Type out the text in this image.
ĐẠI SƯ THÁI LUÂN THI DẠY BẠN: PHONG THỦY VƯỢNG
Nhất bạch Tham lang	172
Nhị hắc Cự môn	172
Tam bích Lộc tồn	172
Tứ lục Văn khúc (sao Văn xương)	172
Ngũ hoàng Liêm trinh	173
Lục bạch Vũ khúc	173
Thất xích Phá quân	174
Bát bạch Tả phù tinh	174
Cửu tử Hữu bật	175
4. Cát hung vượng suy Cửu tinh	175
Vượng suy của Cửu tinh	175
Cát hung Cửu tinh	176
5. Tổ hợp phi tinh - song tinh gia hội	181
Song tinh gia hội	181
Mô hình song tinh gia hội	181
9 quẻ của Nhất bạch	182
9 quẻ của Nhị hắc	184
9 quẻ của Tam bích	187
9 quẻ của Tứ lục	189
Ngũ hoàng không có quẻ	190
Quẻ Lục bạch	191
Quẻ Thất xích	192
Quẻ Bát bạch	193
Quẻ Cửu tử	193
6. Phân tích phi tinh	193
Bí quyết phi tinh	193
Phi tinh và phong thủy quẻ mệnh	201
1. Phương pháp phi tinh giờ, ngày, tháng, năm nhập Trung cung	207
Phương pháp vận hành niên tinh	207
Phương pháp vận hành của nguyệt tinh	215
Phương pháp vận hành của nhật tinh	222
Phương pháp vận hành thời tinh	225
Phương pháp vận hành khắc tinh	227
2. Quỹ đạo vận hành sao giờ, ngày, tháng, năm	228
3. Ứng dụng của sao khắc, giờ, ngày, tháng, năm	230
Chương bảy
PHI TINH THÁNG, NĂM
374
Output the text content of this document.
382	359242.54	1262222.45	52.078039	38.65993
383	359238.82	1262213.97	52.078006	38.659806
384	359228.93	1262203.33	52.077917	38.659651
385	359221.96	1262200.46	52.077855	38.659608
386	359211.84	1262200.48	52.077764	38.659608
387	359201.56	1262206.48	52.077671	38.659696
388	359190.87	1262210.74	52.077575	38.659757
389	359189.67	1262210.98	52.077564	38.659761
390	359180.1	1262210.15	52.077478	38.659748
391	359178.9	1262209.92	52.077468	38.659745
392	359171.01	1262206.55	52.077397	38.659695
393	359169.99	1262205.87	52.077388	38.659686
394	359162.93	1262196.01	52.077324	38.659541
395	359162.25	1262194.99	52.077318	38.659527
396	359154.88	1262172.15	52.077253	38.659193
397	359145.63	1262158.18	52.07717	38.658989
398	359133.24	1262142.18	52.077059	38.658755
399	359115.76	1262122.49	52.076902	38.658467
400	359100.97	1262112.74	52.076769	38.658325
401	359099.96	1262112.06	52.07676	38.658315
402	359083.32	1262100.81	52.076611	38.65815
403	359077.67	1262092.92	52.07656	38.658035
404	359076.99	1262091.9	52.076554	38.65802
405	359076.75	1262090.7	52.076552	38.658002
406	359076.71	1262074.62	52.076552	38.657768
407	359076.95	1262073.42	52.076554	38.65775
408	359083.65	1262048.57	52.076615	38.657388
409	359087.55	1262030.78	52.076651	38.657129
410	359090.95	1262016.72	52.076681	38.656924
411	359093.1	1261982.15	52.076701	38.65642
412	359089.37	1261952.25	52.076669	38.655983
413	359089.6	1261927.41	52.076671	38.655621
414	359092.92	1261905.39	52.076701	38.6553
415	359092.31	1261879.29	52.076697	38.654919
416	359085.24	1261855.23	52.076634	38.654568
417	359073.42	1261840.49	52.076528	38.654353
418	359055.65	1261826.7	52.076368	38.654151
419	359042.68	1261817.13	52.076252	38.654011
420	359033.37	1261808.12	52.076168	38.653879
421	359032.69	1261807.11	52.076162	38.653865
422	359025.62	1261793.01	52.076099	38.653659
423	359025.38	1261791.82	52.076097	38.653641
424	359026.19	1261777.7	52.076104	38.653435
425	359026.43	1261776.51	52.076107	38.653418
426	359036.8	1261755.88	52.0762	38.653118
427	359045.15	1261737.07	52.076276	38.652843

──────────

(Work required):
Extract all of the data above and output it character for character.

(Exercise solution):
Type out the text in this image.
ĐẠI SƯ THÁI LUÂN THI DẠY BẠN: PHONG THỦY VƯỢNG
Nhất bạch Tham lang	172
Nhị hắc Cự môn	172
Tam bích Lộc tồn	172
Tứ lục Văn khúc (sao Văn xương)	172
Ngũ hoàng Liêm trinh	173
Lục bạch Vũ khúc	173
Thất xích Phá quân	174
Bát bạch Tả phù tinh	174
Cửu tử Hữu bật	175
4. Cát hung vượng suy Cửu tinh	175
Vượng suy của Cửu tinh	175
Cát hung Cửu tinh	176
5. Tổ hợp phi tinh - song tinh gia hội	181
Song tinh gia hội	181
Mô hình song tinh gia hội	181
9 quẻ của Nhất bạch	182
9 quẻ của Nhị hắc	184
9 quẻ của Tam bích	187
9 quẻ của Tứ lục	189
Ngũ hoàng không có quẻ	190
Quẻ Lục bạch	191
Quẻ Thất xích	192
Quẻ Bát bạch	193
Quẻ Cửu tử	193
6. Phân tích phi tinh	193
Bí quyết phi tinh	193
Phi tinh và phong thủy quẻ mệnh	201
1. Phương pháp phi tinh giờ, ngày, tháng, năm nhập Trung cung	207
Phương pháp vận hành niên tinh	207
Phương pháp vận hành của nguyệt tinh	215
Phương pháp vận hành của nhật tinh	222
Phương pháp vận hành thời tinh	225
Phương pháp vận hành khắc tinh	227
2. Quỹ đạo vận hành sao giờ, ngày, tháng, năm	228
3. Ứng dụng của sao khắc, giờ, ngày, tháng, năm	230
Chương bảy
PHI TINH THÁNG, NĂM
374
Output the text content of this document.
382	359242.54	1262222.45	52.078039	38.65993
383	359238.82	1262213.97	52.078006	38.659806
384	359228.93	1262203.33	52.077917	38.659651
385	359221.96	1262200.46	52.077855	38.659608
386	359211.84	1262200.48	52.077764	38.659608
387	359201.56	1262206.48	52.077671	38.659696
388	359190.87	1262210.74	52.077575	38.659757
389	359189.67	1262210.98	52.077564	38.659761
390	359180.1	1262210.15	52.077478	38.659748
391	359178.9	1262209.92	52.077468	38.659745
392	359171.01	1262206.55	52.077397	38.659695
393	359169.99	1262205.87	52.077388	38.659686
394	359162.93	1262196.01	52.077324	38.659541
395	359162.25	1262194.99	52.077318	38.659527
396	359154.88	1262172.15	52.077253	38.659193
397	359145.63	1262158.18	52.07717	38.658989
398	359133.24	1262142.18	52.077059	38.658755
399	359115.76	1262122.49	52.076902	38.658467
400	359100.97	1262112.74	52.076769	38.658325
401	359099.96	1262112.06	52.07676	38.658315
402	359083.32	1262100.81	52.076611	38.65815
403	359077.67	1262092.92	52.07656	38.658035
404	359076.99	1262091.9	52.076554	38.65802
405	359076.75	1262090.7	52.076552	38.658002
406	359076.71	1262074.62	52.076552	38.657768
407	359076.95	1262073.42	52.076554	38.65775
408	359083.65	1262048.57	52.076615	38.657388
409	359087.55	1262030.78	52.076651	38.657129
410	359090.95	1262016.72	52.076681	38.656924
411	359093.1	1261982.15	52.076701	38.65642
412	359089.37	1261952.25	52.076669	38.655983
413	359089.6	1261927.41	52.076671	38.655621
414	359092.92	1261905.39	52.076701	38.6553
415	359092.31	1261879.29	52.076697	38.654919
416	359085.24	1261855.23	52.076634	38.654568
417	359073.42	1261840.49	52.076528	38.654353
418	359055.65	1261826.7	52.076368	38.654151
419	359042.68	1261817.13	52.076252	38.654011
420	359033.37	1261808.12	52.076168	38.653879
421	359032.69	1261807.11	52.076162	38.653865
422	359025.62	1261793.01	52.076099	38.653659
423	359025.38	1261791.82	52.076097	38.653641
424	359026.19	1261777.7	52.076104	38.653435
425	359026.43	1261776.51	52.076107	38.653418
426	359036.8	1261755.88	52.0762	38.653118
427	359045.15	1261737.07	52.076276	38.652843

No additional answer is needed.